[Extracted records]
++++

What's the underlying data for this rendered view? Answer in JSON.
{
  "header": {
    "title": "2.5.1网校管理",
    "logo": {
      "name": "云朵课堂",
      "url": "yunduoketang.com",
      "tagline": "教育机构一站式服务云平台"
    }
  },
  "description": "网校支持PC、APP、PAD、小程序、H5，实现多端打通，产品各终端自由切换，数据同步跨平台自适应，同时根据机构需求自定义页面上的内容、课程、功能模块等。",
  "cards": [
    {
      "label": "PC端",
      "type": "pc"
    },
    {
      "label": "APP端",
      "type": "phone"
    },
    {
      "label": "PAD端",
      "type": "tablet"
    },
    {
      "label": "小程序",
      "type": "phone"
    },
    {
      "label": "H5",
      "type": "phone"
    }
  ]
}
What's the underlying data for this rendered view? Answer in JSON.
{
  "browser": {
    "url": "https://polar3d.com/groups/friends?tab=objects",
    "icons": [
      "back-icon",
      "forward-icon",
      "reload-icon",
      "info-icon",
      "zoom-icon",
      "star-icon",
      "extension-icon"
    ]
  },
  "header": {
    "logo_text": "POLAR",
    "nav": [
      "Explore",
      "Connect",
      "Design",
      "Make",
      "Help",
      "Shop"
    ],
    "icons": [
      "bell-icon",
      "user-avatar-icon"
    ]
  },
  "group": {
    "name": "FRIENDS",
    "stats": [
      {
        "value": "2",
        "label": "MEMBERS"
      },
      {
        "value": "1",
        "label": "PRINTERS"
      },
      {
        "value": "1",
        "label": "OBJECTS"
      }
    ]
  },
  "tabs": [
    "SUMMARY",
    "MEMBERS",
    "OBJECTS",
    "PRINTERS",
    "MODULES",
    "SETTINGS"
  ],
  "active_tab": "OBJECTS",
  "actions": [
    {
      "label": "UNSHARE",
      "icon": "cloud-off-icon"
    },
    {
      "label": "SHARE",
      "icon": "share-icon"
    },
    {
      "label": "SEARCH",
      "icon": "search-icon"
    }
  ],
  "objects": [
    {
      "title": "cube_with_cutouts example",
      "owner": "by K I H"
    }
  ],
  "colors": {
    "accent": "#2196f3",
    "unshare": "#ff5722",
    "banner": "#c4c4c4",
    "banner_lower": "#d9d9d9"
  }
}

++++

## DO THIS
Transcribe all entries exactly as they are given.

## EXERCISE RESULT
What's the underlying data for this rendered view? Answer in JSON.
{
  "header": {
    "title": "2.5.1网校管理",
    "logo": {
      "name": "云朵课堂",
      "url": "yunduoketang.com",
      "tagline": "教育机构一站式服务云平台"
    }
  },
  "description": "网校支持PC、APP、PAD、小程序、H5，实现多端打通，产品各终端自由切换，数据同步跨平台自适应，同时根据机构需求自定义页面上的内容、课程、功能模块等。",
  "cards": [
    {
      "label": "PC端",
      "type": "pc"
    },
    {
      "label": "APP端",
      "type": "phone"
    },
    {
      "label": "PAD端",
      "type": "tablet"
    },
    {
      "label": "小程序",
      "type": "phone"
    },
    {
      "label": "H5",
      "type": "phone"
    }
  ]
}
What's the underlying data for this rendered view? Answer in JSON.
{
  "browser": {
    "url": "https://polar3d.com/groups/friends?tab=objects",
    "icons": [
      "back-icon",
      "forward-icon",
      "reload-icon",
      "info-icon",
      "zoom-icon",
      "star-icon",
      "extension-icon"
    ]
  },
  "header": {
    "logo_text": "POLAR",
    "nav": [
      "Explore",
      "Connect",
      "Design",
      "Make",
      "Help",
      "Shop"
    ],
    "icons": [
      "bell-icon",
      "user-avatar-icon"
    ]
  },
  "group": {
    "name": "FRIENDS",
    "stats": [
      {
        "value": "2",
        "label": "MEMBERS"
      },
      {
        "value": "1",
        "label": "PRINTERS"
      },
      {
        "value": "1",
        "label": "OBJECTS"
      }
    ]
  },
  "tabs": [
    "SUMMARY",
    "MEMBERS",
    "OBJECTS",
    "PRINTERS",
    "MODULES",
    "SETTINGS"
  ],
  "active_tab": "OBJECTS",
  "actions": [
    {
      "label": "UNSHARE",
      "icon": "cloud-off-icon"
    },
    {
      "label": "SHARE",
      "icon": "share-icon"
    },
    {
      "label": "SEARCH",
      "icon": "search-icon"
    }
  ],
  "objects": [
    {
      "title": "cube_with_cutouts example",
      "owner": "by K I H"
    }
  ],
  "colors": {
    "accent": "#2196f3",
    "unshare": "#ff5722",
    "banner": "#c4c4c4",
    "banner_lower": "#d9d9d9"
  }
}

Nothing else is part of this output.